◆ **Work required**
Carry on the patent description of the unified test component, starting after its last sentence.

◆ **Page text**
If, on the other hand, the email is not received by the recipient,
the test service 110 returns a test result indicating a failure.
Subsequently, the unified test component 108 communicates the test
result to the test client 104 for viewing.
[0031] In one exemplary implementation, the unified test component
106 reads environment related data and determines the underlying
computing platform, which may include a computer cluster or a local
computer running a cloud/cluster simulator. Subsequently, the
unified test component 106 selects the test service address for the
appropriate test service 110 being hosted on the underlying
computing platform and routes the test commands to such an address.
If the underlying computing platform changes, the unified test
component 106 replaces the test service address and communicates
the test commands to the corresponding test service 110 on another
underlying computing platform. It is appreciated that the present
disclosure envisions numerous ways to perform such a routing. For
example, the appropriate test service address may be combined with
the test commands in any appropriate manner.
[0032] In one exemplary implementation, because the test service
110 may correspond with a specific version of the hosted
application 112, the automated test code 102 does not have to
specify such a version on which to run various tests. Accordingly,
the automated test code 102 may not include build identifiers for
the version of the hosted application 112. Based on the invoked
test command, the unified test component 106 correctly identifies
this version using a number of techniques.
[0033] In one exemplary implementation, the unified test component
106 examines the registered test commands 118 and identifies a
function (i.e., a method) being tested by the invoked test command.
Then, the unified test component 106 identifies the version of the
hosted application 112 that implements the function. For example,
the unified test component 106 employs a well-known type matching
technique (e.g., reflections) that recognizes a function having
similar or identical parameters, signatures, command-line argument
types and/or environment variables. Once recognized, the unified
test component 106 identifies a version of the test service 110
associated with testing the function. The unified test component
106 routes the invoked test command to an appropriate address for
this version of the test service 110.
[0034] In another exemplary implementation, the test service 110
may also include a specific corresponding implementation for the
invoked test command. The unified test component 106 matches the
invoked test command with the corresponding implementation on the
test service 110 by, for example, comparing environment variables
for the invoked test command with a source code specification for
test commands implemented by the test service 110. A test command
implementation on the test service 110 with identical environment
variables matches the invoked test command. By communicating the
invoked test command to the test service 110 and identifying the
corresponding implementation, the unified test component 106
triggers execution of one or more function tests on the version of
the hosted application 112 associated with the test service
110.
[0035] Because the automated test code 102 is unaware of the
underlying computing platform, the unified test component 106 opens
and closes connections to the underlying computing platform on
behalf of the automated code 102 according to one exemplary
implementation. Via the unified test component 106, the test client
104 uses these connections to route test commands to the test
service 110. The unified test component 106 uses one or more
interfaces (e.g., a common topology interface) to manage these
connections and facilitate test command execution. Alternatively,
the test client 104 may directly manage the connections to the
underlying computing platform and communicate the test commands
directly to the test service 110 without the unified test component
106.

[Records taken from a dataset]
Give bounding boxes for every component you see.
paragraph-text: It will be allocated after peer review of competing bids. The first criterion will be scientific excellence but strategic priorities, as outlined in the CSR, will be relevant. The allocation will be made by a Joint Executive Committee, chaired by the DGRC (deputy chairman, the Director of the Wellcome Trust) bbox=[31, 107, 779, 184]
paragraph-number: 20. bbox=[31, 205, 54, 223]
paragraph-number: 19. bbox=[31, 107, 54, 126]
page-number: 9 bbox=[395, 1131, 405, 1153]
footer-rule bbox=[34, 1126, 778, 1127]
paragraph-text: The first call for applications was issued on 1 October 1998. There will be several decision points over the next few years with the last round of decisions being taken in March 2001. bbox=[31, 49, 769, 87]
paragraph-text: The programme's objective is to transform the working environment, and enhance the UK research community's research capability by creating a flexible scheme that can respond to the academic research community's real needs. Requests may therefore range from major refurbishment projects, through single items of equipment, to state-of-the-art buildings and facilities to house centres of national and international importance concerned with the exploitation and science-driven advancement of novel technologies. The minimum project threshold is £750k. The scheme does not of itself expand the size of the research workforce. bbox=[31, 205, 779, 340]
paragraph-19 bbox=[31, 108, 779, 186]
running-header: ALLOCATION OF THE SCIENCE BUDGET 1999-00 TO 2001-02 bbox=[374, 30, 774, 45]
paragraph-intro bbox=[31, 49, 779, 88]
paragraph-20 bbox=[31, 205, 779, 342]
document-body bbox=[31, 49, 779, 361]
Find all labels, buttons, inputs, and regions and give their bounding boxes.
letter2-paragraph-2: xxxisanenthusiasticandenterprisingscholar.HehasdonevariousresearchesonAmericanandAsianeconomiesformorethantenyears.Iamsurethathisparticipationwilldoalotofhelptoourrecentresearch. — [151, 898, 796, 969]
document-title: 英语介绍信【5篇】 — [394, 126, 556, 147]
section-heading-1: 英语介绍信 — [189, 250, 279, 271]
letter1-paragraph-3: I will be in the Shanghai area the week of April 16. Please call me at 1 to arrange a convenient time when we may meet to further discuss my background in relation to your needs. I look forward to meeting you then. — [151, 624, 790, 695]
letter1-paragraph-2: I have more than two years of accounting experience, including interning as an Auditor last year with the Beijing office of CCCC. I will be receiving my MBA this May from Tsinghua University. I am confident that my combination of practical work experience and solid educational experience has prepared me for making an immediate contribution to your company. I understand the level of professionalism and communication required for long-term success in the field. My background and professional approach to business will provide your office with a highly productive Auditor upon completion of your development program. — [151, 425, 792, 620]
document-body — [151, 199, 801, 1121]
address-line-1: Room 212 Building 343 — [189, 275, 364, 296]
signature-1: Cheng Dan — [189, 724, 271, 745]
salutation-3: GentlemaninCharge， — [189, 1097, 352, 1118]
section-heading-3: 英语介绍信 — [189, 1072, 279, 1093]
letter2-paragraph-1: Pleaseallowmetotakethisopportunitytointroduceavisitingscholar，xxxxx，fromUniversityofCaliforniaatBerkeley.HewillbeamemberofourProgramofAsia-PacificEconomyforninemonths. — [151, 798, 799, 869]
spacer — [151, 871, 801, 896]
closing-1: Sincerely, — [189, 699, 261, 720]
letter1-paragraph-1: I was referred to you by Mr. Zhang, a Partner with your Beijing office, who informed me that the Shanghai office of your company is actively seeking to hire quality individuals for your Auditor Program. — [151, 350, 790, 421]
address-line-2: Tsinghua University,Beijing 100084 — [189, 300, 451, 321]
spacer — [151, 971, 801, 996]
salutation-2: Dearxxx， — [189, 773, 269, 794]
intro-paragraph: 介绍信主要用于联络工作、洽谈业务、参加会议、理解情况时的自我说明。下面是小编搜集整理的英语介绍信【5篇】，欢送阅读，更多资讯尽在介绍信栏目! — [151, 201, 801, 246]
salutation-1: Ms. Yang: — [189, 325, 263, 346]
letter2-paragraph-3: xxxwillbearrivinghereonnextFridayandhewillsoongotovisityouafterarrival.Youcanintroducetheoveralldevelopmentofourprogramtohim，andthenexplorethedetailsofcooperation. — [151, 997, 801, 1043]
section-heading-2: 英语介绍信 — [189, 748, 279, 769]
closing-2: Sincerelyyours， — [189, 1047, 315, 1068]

◆ **Response below**
[0036] The unified test component 106 uses the configuration
information 116 to connect to the test service 110 in a variety of
ways, such as ADO.NET, PHP, and Open Database Connectivity (ODBC).
In one exemplary implementation, the configuration information 116
includes connection strings for the various computing platforms
108. Whenever the underlying computing platform changes, the
unified test component 106 may replace the connection string being
used to route the test commands. An example format for the
connection string may include the following: [0037]
Server=tcp:[serverName].database.windows.net;Database=[DataBaseName];
Uid=[LoginForDb]@[serverName];Pwd=[Password];Encrypt=yes;
[0038] In one exemplary implementation, the configuration
information 116 includes connection settings for a local computing
platform and a cloud computing platform, such as the following:
[0039] Local: <Setting name="DataConnectionString"
value="UseDevelopmentStorage=true"/> [0040] Cloud: <Setting
name="DataConnectionString"
value="DefaultEndpointsProtocol=http;AccountName=<your
account>;AccountKey=<your account key"/>
[0041] FIG. 2 is a block diagram illustrating an exemplary unified
test component 106 for hosted applications on various computing
platforms according to one example implementation. As explained
herein, the unified test component 106 configures connections to an
underlying computing platform on which a hosted application is
tested. FIG. 2 depicts, as an example and not a limitation, a
simulator 202 as the underlying computing platform. The simulator
202 emulates a computer cluster, such as cluster 204, on a single,
local computer.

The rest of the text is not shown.